(Exercise task) Copy the records below exactly, from the line containing "Transcribe this image's" through the last line, and leave out every picture.

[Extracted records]
-- Start --

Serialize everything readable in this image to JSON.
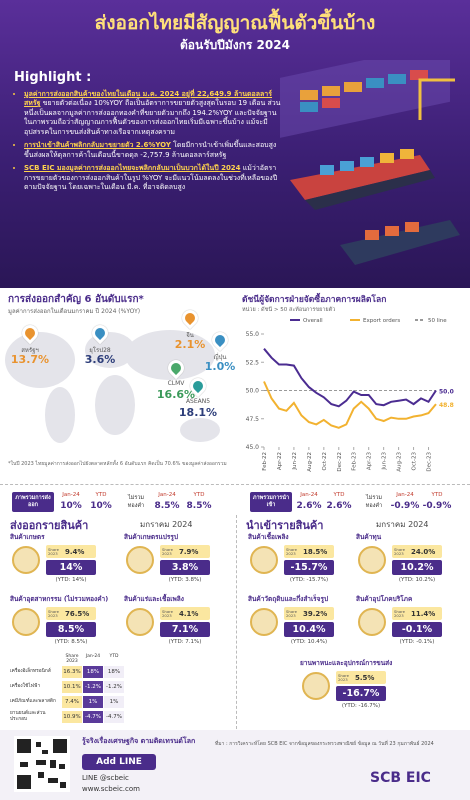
{
  "header": {
    "title": "ส่งออกไทยมีสัญญาณฟื้นตัวขึ้นบ้าง",
    "subtitle": "ต้อนรับปีมังกร 2024"
  },
  "highlight": {
    "title": "Highlight :",
    "bullets": [
      {
        "strong": "มูลค่าการส่งออกสินค้าของไทยในเดือน ม.ค. 2024 อยู่ที่ 22,649.9 ล้านดอลลาร์สหรัฐ",
        "text": "ขยายตัวต่อเนื่อง 10%YOY ถือเป็นอัตราการขยายตัวสูงสุดในรอบ 19 เดือน ส่วนหนึ่งเป็นผลจากมูลค่าการส่งออกทองคำที่ขยายตัวมากถึง 194.2%YOY และปัจจัยฐาน ในภาพรวมถือว่าสัญญาณการฟื้นตัวของการส่งออกไทยเริ่มมีเฉพาะขึ้นบ้าง แม้จะมีอุปสรรคในการขนส่งสินค้าทางเรือจากเหตุสงคราม"
      },
      {
        "strong": "การนำเข้าสินค้าพลิกกลับมาขยายตัว 2.6%YOY",
        "text": "โดยมีการนำเข้าเพิ่มขึ้นและสอบสูงขึ้นส่งผลให้ดุลการค้าในเดือนนี้ขาดดุล -2,757.9 ล้านดอลลาร์สหรัฐ"
      },
      {
        "strong": "SCB EIC มองมูลค่าการส่งออกไทยจะพลิกกลับมาเป็นบวกได้ในปี 2024",
        "text": "แม้ว่าอัตราการขยายตัวของการส่งออกสินค้าในรูป %YOY จะมีแนวโน้มลดลงในช่วงที่เหลือของปีตามปัจจัยฐาน โดยเฉพาะในเดือน มี.ค. ที่อาจติดลบสูง"
      }
    ]
  },
  "markets": {
    "title": "การส่งออกสำคัญ 6 อันดับแรก*",
    "subtitle": "มูลค่าการส่งออกในเดือนมกราคม ปี 2024 (%YOY)",
    "items": [
      {
        "name": "สหรัฐฯ",
        "value": "13.7%"
      },
      {
        "name": "ยุโรป28",
        "value": "3.6%"
      },
      {
        "name": "จีน",
        "value": "2.1%"
      },
      {
        "name": "ญี่ปุ่น",
        "value": "1.0%"
      },
      {
        "name": "CLMV",
        "value": "16.6%"
      },
      {
        "name": "ASEAN5",
        "value": "18.1%"
      }
    ],
    "note": "*ในปี 2023 ไทยมูลค่าการส่งออกไปยังตลาดหลักทั้ง 6 อันดับแรก คิดเป็น 70.6% ของมูลค่าส่งออกรวม"
  },
  "pmi_chart": {
    "type": "line",
    "title": "ดัชนีผู้จัดการฝ่ายจัดซื้อภาคการผลิตโลก",
    "subtitle": "หน่วย : ดัชนี > 50 สะท้อนการขยายตัว",
    "categories": [
      "Feb-22",
      null,
      "Apr-22",
      null,
      "Jun-22",
      null,
      "Aug-22",
      null,
      "Oct-22",
      null,
      "Dec-22",
      null,
      "Feb-23",
      null,
      "Apr-23",
      null,
      "Jun-23",
      null,
      "Aug-23",
      null,
      "Oct-23",
      null,
      "Dec-23",
      null
    ],
    "series": [
      {
        "name": "Overall",
        "color": "#4b2c91",
        "values": [
          53.7,
          52.9,
          52.3,
          52.3,
          52.2,
          51.1,
          50.3,
          49.8,
          49.4,
          48.8,
          48.6,
          49.1,
          49.9,
          49.6,
          49.6,
          48.8,
          48.7,
          49.0,
          49.1,
          49.2,
          48.8,
          49.3,
          49.0,
          50.0
        ],
        "value_labels": [
          null,
          null,
          null,
          null,
          null,
          null,
          null,
          null,
          null,
          null,
          null,
          null,
          null,
          null,
          null,
          null,
          null,
          null,
          null,
          null,
          null,
          null,
          null,
          "50.0"
        ]
      },
      {
        "name": "Export orders",
        "color": "#f2b230",
        "values": [
          50.8,
          49.3,
          48.4,
          48.2,
          48.9,
          47.8,
          47.2,
          47.0,
          47.4,
          46.9,
          46.7,
          47.0,
          48.4,
          49.0,
          48.4,
          47.5,
          47.3,
          47.6,
          47.5,
          47.5,
          47.7,
          47.8,
          48.0,
          48.8
        ],
        "value_labels": [
          null,
          null,
          null,
          null,
          null,
          null,
          null,
          null,
          null,
          null,
          null,
          null,
          null,
          null,
          null,
          null,
          null,
          null,
          null,
          null,
          null,
          null,
          null,
          "48.8"
        ]
      }
    ],
    "reference_line": {
      "name": "50 line",
      "value": 50,
      "color": "#999999"
    },
    "ylim": [
      45,
      55
    ],
    "yticks": [
      {
        "value": 45,
        "label": "45.0"
      },
      {
        "value": 47.5,
        "label": "47.5"
      },
      {
        "value": 50,
        "label": "50.0"
      },
      {
        "value": 52.5,
        "label": "52.5"
      },
      {
        "value": 55,
        "label": "55.0"
      }
    ]
  },
  "exports": {
    "summary": {
      "label": "ภาพรวมการส่งออก",
      "jan_label": "Jan-24",
      "jan": "10%",
      "ytd_label": "YTD",
      "ytd": "10%",
      "ex_label": "ไม่รวมทองคำ",
      "ex_jan_label": "Jan-24",
      "ex_jan": "8.5%",
      "ex_ytd_label": "YTD",
      "ex_ytd": "8.5%"
    },
    "title": "ส่งออกรายสินค้า",
    "period": "มกราคม 2024",
    "share_label": "Share 2023",
    "items": [
      {
        "name": "สินค้าเกษตร",
        "share": "9.4%",
        "jan": "14%",
        "ytd": "(YTD: 14%)"
      },
      {
        "name": "สินค้าเกษตรแปรรูป",
        "share": "7.9%",
        "jan": "3.8%",
        "ytd": "(YTD: 3.8%)"
      },
      {
        "name": "สินค้าอุตสาหกรรม (ไม่รวมทองคำ)",
        "share": "76.5%",
        "jan": "8.5%",
        "ytd": "(YTD: 8.5%)"
      },
      {
        "name": "สินค้าแร่และเชื้อเพลิง",
        "share": "4.1%",
        "jan": "7.1%",
        "ytd": "(YTD: 7.1%)"
      }
    ],
    "table": {
      "header": [
        "Share 2023",
        "Jan-24",
        "YTD"
      ],
      "rows": [
        [
          "เครื่องอิเล็กทรอนิกส์",
          "16.3%",
          "18%",
          "18%"
        ],
        [
          "เครื่องใช้ไฟฟ้า",
          "10.1%",
          "-1.2%",
          "-1.2%"
        ],
        [
          "เคมีภัณฑ์และพลาสติก",
          "7.4%",
          "1%",
          "1%"
        ],
        [
          "ยานยนต์และส่วนประกอบ",
          "10.9%",
          "-4.7%",
          "-4.7%"
        ]
      ]
    }
  },
  "imports": {
    "summary": {
      "label": "ภาพรวมการนำเข้า",
      "jan_label": "Jan-24",
      "jan": "2.6%",
      "ytd_label": "YTD",
      "ytd": "2.6%",
      "ex_label": "ไม่รวมทองคำ",
      "ex_jan_label": "Jan-24",
      "ex_jan": "-0.9%",
      "ex_ytd_label": "YTD",
      "ex_ytd": "-0.9%"
    },
    "title": "นำเข้ารายสินค้า",
    "period": "มกราคม 2024",
    "share_label": "Share 2023",
    "items": [
      {
        "name": "สินค้าเชื้อเพลิง",
        "share": "18.5%",
        "jan": "-15.7%",
        "ytd": "(YTD: -15.7%)"
      },
      {
        "name": "สินค้าทุน",
        "share": "24.0%",
        "jan": "10.2%",
        "ytd": "(YTD: 10.2%)"
      },
      {
        "name": "สินค้าวัตถุดิบและกึ่งสำเร็จรูป",
        "share": "39.2%",
        "jan": "10.4%",
        "ytd": "(YTD: 10.4%)"
      },
      {
        "name": "สินค้าอุปโภคบริโภค",
        "share": "11.4%",
        "jan": "-0.1%",
        "ytd": "(YTD: -0.1%)"
      },
      {
        "name": "ยานพาหนะและอุปกรณ์การขนส่ง",
        "share": "5.5%",
        "jan": "-16.7%",
        "ytd": "(YTD: -16.7%)"
      }
    ]
  },
  "footer": {
    "tagline": "รู้จริงเรื่องเศรษฐกิจ ตามติดเทรนด์โลก",
    "add_line": "Add LINE",
    "line_id": "LINE @scbeic",
    "website": "www.scbeic.com",
    "source": "ที่มา : การวิเคราะห์โดย SCB EIC จากข้อมูลของกระทรวงพาณิชย์ ข้อมูล ณ วันที่ 23 กุมภาพันธ์ 2024",
    "logo": "SCB EIC"
  }
}
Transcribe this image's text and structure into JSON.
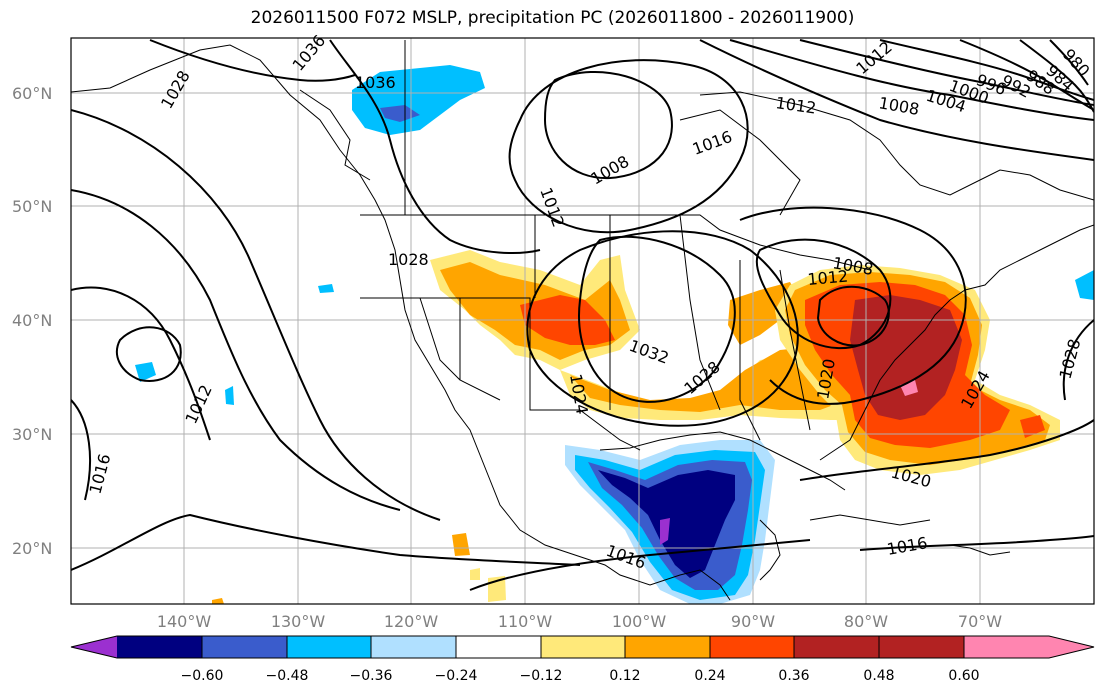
{
  "title": "2026011500 F072 MSLP, precipitation PC (2026011800 - 2026011900)",
  "map": {
    "lat_labels": [
      "60°N",
      "50°N",
      "40°N",
      "30°N",
      "20°N"
    ],
    "lon_labels": [
      "140°W",
      "130°W",
      "120°W",
      "110°W",
      "100°W",
      "90°W",
      "80°W",
      "70°W"
    ],
    "isobar_labels": [
      "1036",
      "1036",
      "1028",
      "1012",
      "1008",
      "1016",
      "1012",
      "1008",
      "1004",
      "1000",
      "996",
      "992",
      "988",
      "984",
      "980",
      "1028",
      "1032",
      "1024",
      "1028",
      "1012",
      "1008",
      "1020",
      "1024",
      "1028",
      "1020",
      "1016",
      "1012",
      "1016",
      "1016",
      "1012"
    ],
    "colors": {
      "land_outline": "#000000",
      "grid": "#b0b0b0",
      "neg_060": "#9b30d0",
      "neg_048": "#000080",
      "neg_036": "#3a5ccc",
      "neg_024": "#00bfff",
      "neg_012": "#b0e0ff",
      "pos_012": "#ffe97a",
      "pos_024": "#ffa500",
      "pos_036": "#ff4500",
      "pos_048": "#b22222",
      "pos_060": "#ff85b0"
    }
  },
  "colorbar": {
    "ticks": [
      "−0.60",
      "−0.48",
      "−0.36",
      "−0.24",
      "−0.12",
      "0.12",
      "0.24",
      "0.36",
      "0.48",
      "0.60"
    ],
    "colors": [
      "#9b30d0",
      "#000080",
      "#3a5ccc",
      "#00bfff",
      "#b0e0ff",
      "#ffffff",
      "#ffe97a",
      "#ffa500",
      "#ff4500",
      "#b22222",
      "#ff85b0"
    ]
  }
}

-- End --

(Final result)
Transcribe this image's text and structure into JSON.
{
  "title": "2026011500 F072 MSLP, precipitation PC (2026011800 - 2026011900)",
  "map": {
    "lat_labels": [
      "60°N",
      "50°N",
      "40°N",
      "30°N",
      "20°N"
    ],
    "lon_labels": [
      "140°W",
      "130°W",
      "120°W",
      "110°W",
      "100°W",
      "90°W",
      "80°W",
      "70°W"
    ],
    "isobar_labels": [
      "1036",
      "1036",
      "1028",
      "1012",
      "1008",
      "1016",
      "1012",
      "1008",
      "1004",
      "1000",
      "996",
      "992",
      "988",
      "984",
      "980",
      "1028",
      "1032",
      "1024",
      "1028",
      "1012",
      "1008",
      "1020",
      "1024",
      "1028",
      "1020",
      "1016",
      "1012",
      "1016",
      "1016",
      "1012"
    ],
    "colors": {
      "land_outline": "#000000",
      "grid": "#b0b0b0",
      "neg_060": "#9b30d0",
      "neg_048": "#000080",
      "neg_036": "#3a5ccc",
      "neg_024": "#00bfff",
      "neg_012": "#b0e0ff",
      "pos_012": "#ffe97a",
      "pos_024": "#ffa500",
      "pos_036": "#ff4500",
      "pos_048": "#b22222",
      "pos_060": "#ff85b0"
    }
  },
  "colorbar": {
    "ticks": [
      "−0.60",
      "−0.48",
      "−0.36",
      "−0.24",
      "−0.12",
      "0.12",
      "0.24",
      "0.36",
      "0.48",
      "0.60"
    ],
    "colors": [
      "#9b30d0",
      "#000080",
      "#3a5ccc",
      "#00bfff",
      "#b0e0ff",
      "#ffffff",
      "#ffe97a",
      "#ffa500",
      "#ff4500",
      "#b22222",
      "#ff85b0"
    ]
  }
}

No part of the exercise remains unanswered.